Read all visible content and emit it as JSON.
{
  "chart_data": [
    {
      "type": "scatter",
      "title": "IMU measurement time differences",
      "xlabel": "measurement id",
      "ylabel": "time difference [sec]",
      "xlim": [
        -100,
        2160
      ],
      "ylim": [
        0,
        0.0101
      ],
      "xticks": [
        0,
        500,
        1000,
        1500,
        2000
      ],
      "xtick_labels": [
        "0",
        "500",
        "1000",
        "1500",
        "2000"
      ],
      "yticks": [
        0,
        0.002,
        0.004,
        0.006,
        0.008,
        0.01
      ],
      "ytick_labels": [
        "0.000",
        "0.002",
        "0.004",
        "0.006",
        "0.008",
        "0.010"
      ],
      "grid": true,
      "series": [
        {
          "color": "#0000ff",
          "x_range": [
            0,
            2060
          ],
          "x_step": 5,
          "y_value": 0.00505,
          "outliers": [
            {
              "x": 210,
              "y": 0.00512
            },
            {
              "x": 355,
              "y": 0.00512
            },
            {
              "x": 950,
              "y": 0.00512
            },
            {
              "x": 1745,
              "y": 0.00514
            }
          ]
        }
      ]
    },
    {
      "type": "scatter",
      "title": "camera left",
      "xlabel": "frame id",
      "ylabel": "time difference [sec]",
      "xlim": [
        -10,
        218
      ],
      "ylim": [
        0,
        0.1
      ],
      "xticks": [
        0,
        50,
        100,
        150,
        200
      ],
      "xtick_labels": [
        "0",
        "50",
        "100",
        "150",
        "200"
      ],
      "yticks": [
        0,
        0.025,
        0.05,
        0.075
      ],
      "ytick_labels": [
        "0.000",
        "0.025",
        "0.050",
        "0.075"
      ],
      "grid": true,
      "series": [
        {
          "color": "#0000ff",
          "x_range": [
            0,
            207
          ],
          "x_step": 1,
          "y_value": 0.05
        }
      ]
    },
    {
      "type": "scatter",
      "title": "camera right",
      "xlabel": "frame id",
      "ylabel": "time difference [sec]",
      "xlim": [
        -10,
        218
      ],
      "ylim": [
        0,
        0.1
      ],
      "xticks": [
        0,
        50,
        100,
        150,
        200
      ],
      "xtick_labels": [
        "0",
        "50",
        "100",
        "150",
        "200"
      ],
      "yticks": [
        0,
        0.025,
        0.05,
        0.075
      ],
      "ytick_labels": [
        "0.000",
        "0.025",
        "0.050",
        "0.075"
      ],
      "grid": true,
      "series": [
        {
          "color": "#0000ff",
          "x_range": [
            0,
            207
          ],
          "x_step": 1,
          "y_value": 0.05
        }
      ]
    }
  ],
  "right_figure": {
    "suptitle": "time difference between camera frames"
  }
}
————————
• [Written task] Type the material above out again, exactly.

• [Result]
Read all visible content and emit it as JSON.
{
  "chart_data": [
    {
      "type": "scatter",
      "title": "IMU measurement time differences",
      "xlabel": "measurement id",
      "ylabel": "time difference [sec]",
      "xlim": [
        -100,
        2160
      ],
      "ylim": [
        0,
        0.0101
      ],
      "xticks": [
        0,
        500,
        1000,
        1500,
        2000
      ],
      "xtick_labels": [
        "0",
        "500",
        "1000",
        "1500",
        "2000"
      ],
      "yticks": [
        0,
        0.002,
        0.004,
        0.006,
        0.008,
        0.01
      ],
      "ytick_labels": [
        "0.000",
        "0.002",
        "0.004",
        "0.006",
        "0.008",
        "0.010"
      ],
      "grid": true,
      "series": [
        {
          "color": "#0000ff",
          "x_range": [
            0,
            2060
          ],
          "x_step": 5,
          "y_value": 0.00505,
          "outliers": [
            {
              "x": 210,
              "y": 0.00512
            },
            {
              "x": 355,
              "y": 0.00512
            },
            {
              "x": 950,
              "y": 0.00512
            },
            {
              "x": 1745,
              "y": 0.00514
            }
          ]
        }
      ]
    },
    {
      "type": "scatter",
      "title": "camera left",
      "xlabel": "frame id",
      "ylabel": "time difference [sec]",
      "xlim": [
        -10,
        218
      ],
      "ylim": [
        0,
        0.1
      ],
      "xticks": [
        0,
        50,
        100,
        150,
        200
      ],
      "xtick_labels": [
        "0",
        "50",
        "100",
        "150",
        "200"
      ],
      "yticks": [
        0,
        0.025,
        0.05,
        0.075
      ],
      "ytick_labels": [
        "0.000",
        "0.025",
        "0.050",
        "0.075"
      ],
      "grid": true,
      "series": [
        {
          "color": "#0000ff",
          "x_range": [
            0,
            207
          ],
          "x_step": 1,
          "y_value": 0.05
        }
      ]
    },
    {
      "type": "scatter",
      "title": "camera right",
      "xlabel": "frame id",
      "ylabel": "time difference [sec]",
      "xlim": [
        -10,
        218
      ],
      "ylim": [
        0,
        0.1
      ],
      "xticks": [
        0,
        50,
        100,
        150,
        200
      ],
      "xtick_labels": [
        "0",
        "50",
        "100",
        "150",
        "200"
      ],
      "yticks": [
        0,
        0.025,
        0.05,
        0.075
      ],
      "ytick_labels": [
        "0.000",
        "0.025",
        "0.050",
        "0.075"
      ],
      "grid": true,
      "series": [
        {
          "color": "#0000ff",
          "x_range": [
            0,
            207
          ],
          "x_step": 1,
          "y_value": 0.05
        }
      ]
    }
  ],
  "right_figure": {
    "suptitle": "time difference between camera frames"
  }
}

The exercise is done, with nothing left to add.